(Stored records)
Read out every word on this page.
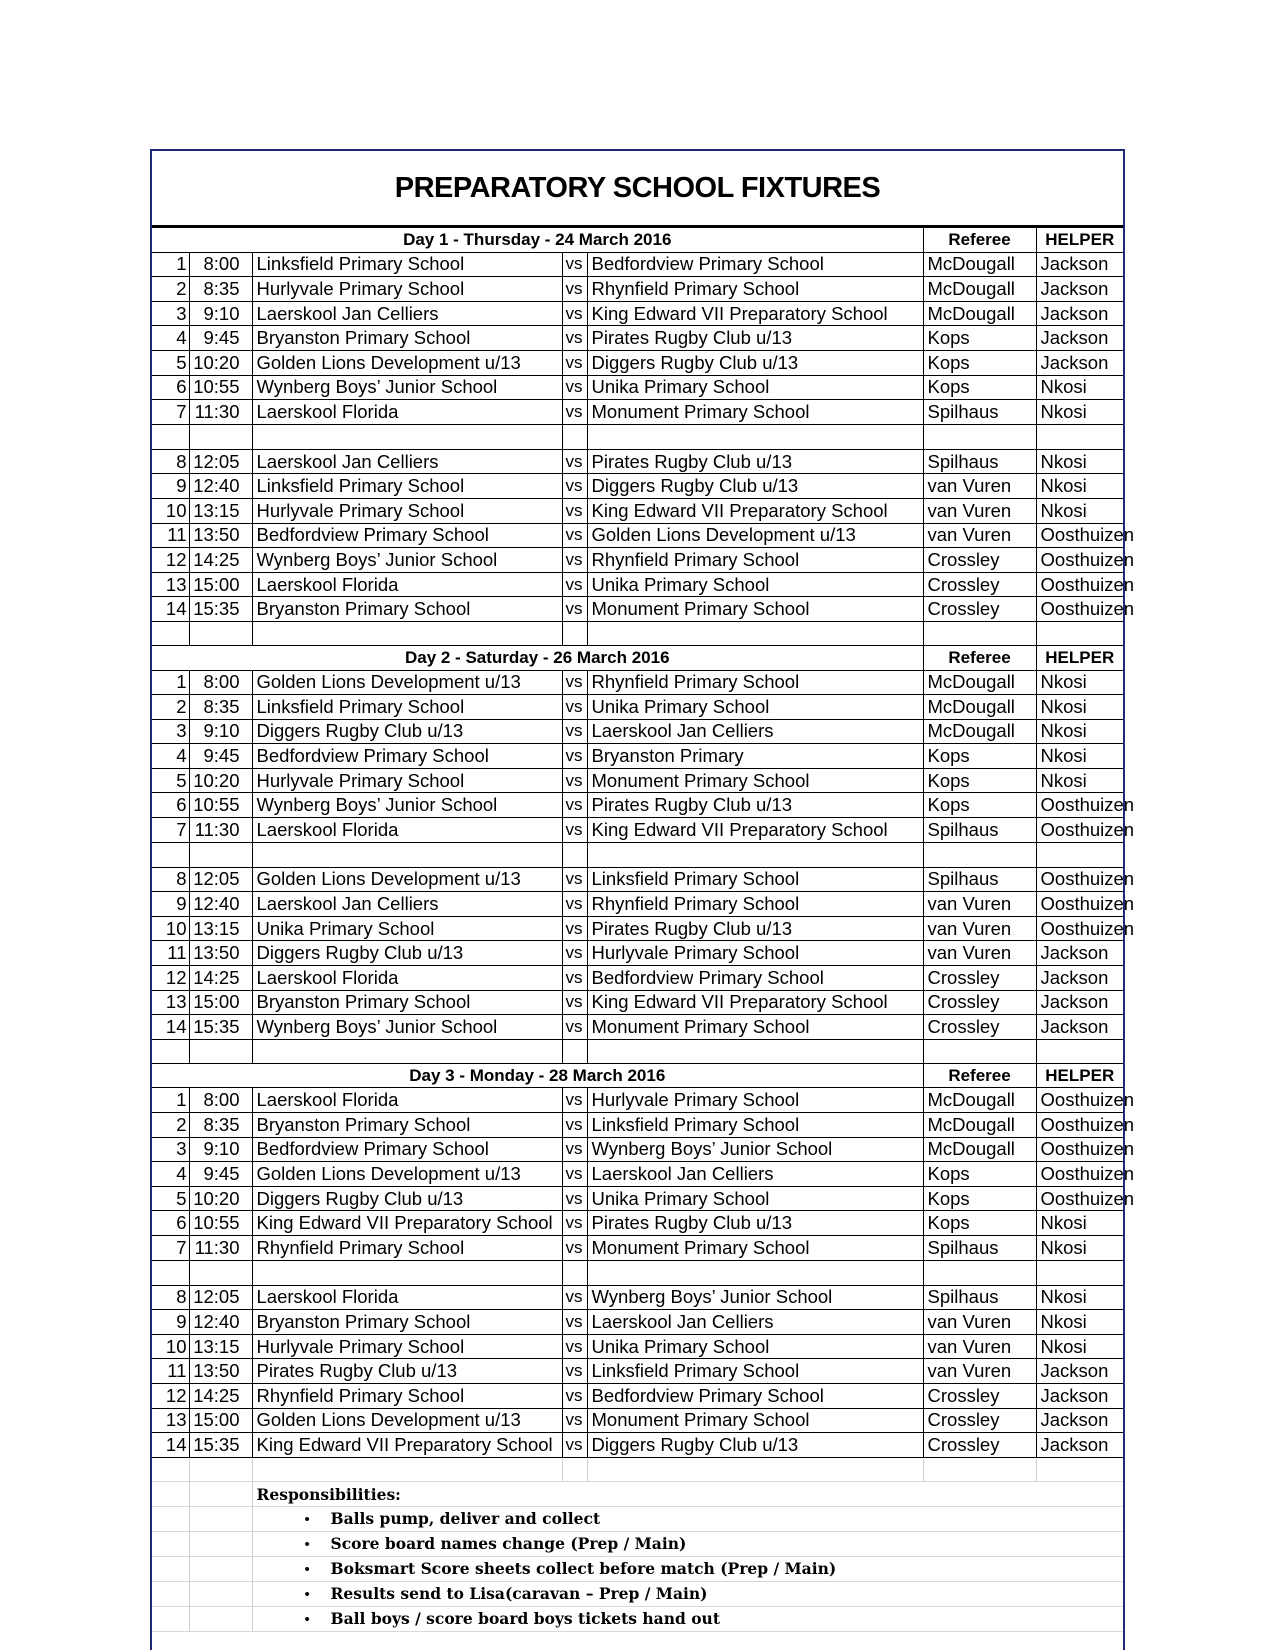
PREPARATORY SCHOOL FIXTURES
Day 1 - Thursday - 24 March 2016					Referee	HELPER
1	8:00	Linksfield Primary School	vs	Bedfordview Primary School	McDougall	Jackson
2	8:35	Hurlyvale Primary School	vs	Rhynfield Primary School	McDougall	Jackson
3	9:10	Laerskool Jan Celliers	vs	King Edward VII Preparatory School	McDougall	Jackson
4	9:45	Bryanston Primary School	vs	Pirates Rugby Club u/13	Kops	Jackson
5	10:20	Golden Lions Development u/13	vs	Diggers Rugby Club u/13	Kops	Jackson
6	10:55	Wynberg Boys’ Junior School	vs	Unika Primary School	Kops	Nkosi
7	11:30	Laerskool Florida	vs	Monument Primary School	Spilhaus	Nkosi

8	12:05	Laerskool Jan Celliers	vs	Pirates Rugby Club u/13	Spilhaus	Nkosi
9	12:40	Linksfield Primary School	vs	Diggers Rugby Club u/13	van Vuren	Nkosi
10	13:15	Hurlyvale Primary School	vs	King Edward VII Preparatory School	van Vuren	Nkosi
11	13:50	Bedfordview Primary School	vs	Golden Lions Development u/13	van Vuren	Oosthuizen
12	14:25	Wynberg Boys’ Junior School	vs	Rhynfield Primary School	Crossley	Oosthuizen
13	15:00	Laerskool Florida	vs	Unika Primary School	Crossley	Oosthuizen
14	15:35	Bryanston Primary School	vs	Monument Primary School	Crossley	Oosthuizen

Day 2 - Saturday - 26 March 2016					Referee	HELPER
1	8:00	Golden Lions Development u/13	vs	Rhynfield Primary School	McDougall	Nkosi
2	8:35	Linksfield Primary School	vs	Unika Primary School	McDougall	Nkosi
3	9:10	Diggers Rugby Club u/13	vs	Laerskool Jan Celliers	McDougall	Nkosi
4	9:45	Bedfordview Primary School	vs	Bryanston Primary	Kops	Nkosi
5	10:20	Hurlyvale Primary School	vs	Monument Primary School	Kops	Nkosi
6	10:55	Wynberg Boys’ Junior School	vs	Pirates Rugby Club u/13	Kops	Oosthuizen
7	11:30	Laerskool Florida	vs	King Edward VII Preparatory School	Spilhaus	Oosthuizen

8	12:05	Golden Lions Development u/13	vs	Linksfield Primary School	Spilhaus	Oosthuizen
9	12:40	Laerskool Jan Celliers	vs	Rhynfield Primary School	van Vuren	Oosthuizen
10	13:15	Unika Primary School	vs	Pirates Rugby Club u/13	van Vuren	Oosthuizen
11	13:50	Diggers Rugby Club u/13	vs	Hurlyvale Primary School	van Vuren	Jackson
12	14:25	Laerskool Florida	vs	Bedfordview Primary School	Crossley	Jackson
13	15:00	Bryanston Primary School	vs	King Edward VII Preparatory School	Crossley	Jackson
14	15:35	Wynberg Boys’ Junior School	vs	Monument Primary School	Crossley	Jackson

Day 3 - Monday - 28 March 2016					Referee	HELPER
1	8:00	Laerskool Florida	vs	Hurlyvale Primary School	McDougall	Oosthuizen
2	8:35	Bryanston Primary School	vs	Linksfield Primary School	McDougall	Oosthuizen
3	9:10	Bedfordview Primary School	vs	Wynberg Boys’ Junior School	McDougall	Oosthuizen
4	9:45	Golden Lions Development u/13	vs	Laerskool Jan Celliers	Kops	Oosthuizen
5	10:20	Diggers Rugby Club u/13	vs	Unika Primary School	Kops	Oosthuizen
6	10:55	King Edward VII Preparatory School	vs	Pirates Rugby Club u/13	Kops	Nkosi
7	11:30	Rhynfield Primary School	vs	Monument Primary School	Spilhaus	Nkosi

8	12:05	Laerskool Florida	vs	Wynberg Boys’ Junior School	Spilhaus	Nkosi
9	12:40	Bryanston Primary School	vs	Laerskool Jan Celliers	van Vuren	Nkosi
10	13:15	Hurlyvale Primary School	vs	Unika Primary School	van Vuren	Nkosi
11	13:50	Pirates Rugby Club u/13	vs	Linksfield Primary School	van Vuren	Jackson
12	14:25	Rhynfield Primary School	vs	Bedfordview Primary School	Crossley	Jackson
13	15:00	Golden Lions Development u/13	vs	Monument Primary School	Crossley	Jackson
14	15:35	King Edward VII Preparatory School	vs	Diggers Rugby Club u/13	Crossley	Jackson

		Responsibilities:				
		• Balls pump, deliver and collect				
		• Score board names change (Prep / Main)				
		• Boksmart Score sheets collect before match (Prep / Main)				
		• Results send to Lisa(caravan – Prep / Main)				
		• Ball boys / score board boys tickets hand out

==

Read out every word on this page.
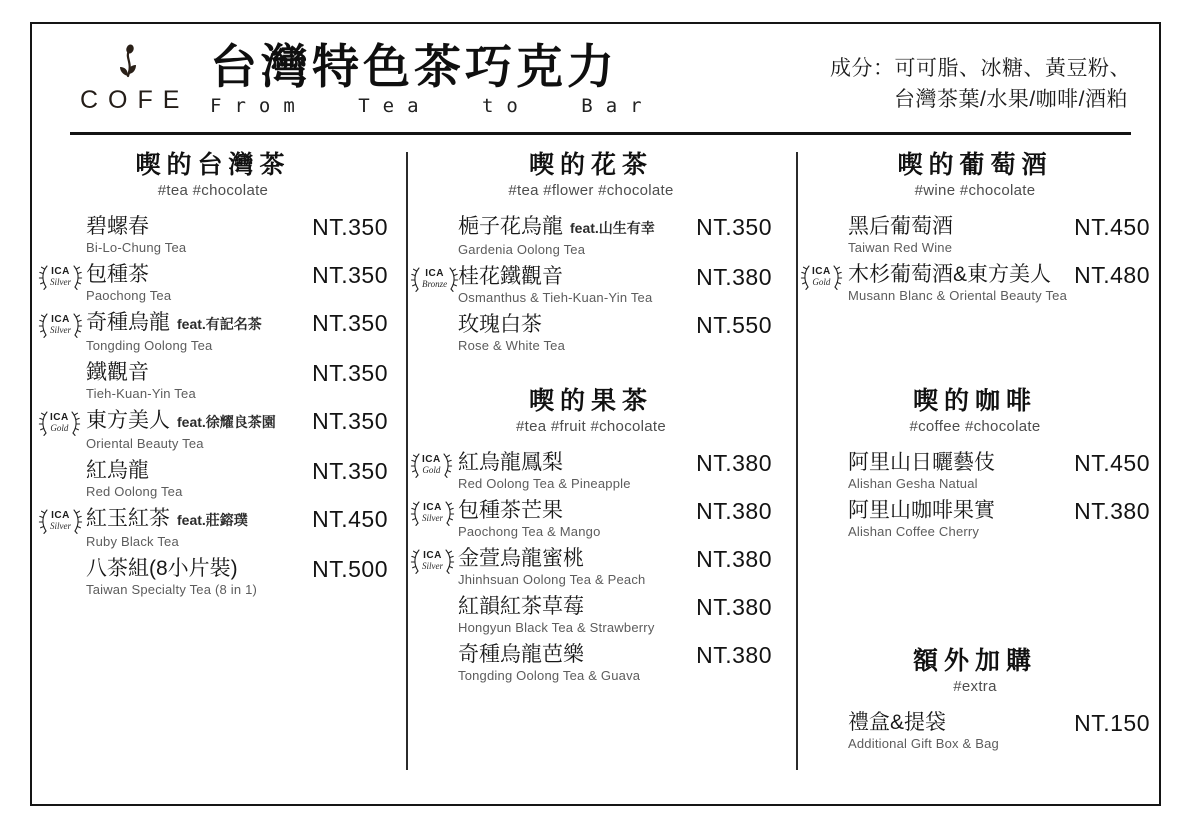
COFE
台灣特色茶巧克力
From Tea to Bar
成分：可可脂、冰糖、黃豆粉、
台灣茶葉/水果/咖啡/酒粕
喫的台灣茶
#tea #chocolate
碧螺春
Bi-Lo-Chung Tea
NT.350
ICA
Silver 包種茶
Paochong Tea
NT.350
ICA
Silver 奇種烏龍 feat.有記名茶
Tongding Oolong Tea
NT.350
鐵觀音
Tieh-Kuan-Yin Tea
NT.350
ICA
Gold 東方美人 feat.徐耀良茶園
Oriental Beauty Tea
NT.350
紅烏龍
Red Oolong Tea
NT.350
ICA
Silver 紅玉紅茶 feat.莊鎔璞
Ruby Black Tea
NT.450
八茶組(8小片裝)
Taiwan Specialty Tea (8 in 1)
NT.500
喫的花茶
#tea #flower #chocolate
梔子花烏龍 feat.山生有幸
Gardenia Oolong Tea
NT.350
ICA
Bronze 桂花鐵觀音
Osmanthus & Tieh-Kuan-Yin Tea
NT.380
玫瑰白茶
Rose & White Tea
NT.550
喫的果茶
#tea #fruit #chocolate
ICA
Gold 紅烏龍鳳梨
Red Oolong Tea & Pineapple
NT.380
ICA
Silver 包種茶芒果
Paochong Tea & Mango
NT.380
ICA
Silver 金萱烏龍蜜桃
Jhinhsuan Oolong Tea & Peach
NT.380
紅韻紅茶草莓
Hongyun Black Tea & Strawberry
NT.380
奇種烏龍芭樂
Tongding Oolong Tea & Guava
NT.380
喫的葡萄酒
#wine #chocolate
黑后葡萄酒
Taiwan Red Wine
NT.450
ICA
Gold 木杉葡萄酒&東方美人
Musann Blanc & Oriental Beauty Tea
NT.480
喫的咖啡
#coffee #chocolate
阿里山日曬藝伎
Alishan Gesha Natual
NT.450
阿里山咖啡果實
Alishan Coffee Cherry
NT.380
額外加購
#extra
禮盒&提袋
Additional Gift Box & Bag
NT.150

...

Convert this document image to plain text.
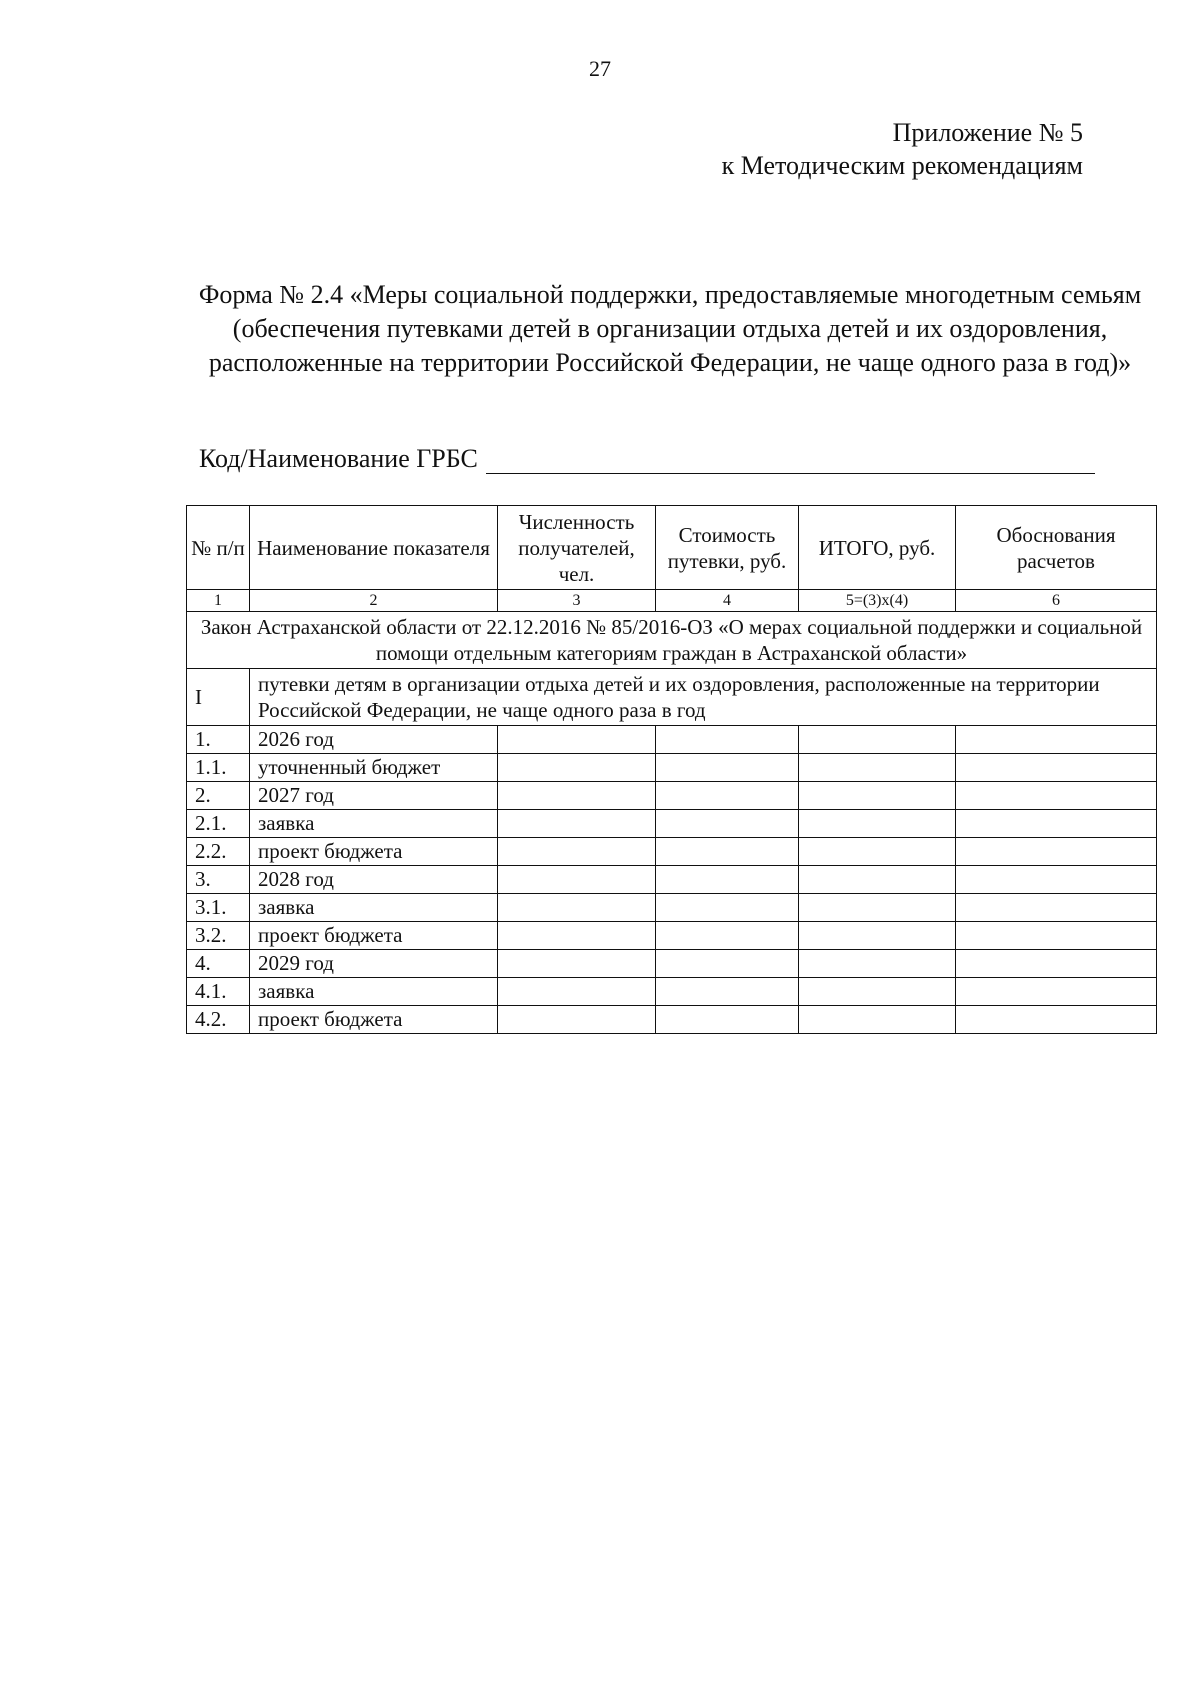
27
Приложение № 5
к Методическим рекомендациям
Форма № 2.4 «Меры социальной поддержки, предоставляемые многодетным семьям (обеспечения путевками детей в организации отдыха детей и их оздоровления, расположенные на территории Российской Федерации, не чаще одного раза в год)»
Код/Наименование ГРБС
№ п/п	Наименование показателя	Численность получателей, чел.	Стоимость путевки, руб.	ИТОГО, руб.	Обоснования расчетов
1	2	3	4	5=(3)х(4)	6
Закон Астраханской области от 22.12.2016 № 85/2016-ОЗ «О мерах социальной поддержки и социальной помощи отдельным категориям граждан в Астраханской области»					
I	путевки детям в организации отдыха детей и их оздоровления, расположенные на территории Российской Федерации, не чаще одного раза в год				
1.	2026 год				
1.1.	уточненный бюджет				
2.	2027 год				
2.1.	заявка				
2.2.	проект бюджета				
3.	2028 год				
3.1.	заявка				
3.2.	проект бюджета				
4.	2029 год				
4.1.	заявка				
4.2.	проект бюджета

Aim of the task:
Lines that include the word "Kuan" are to be extracted from the data above.

Task answer:
Tieh-Kuan-Yin Tea
Osmanthus & Tieh-Kuan-Yin Tea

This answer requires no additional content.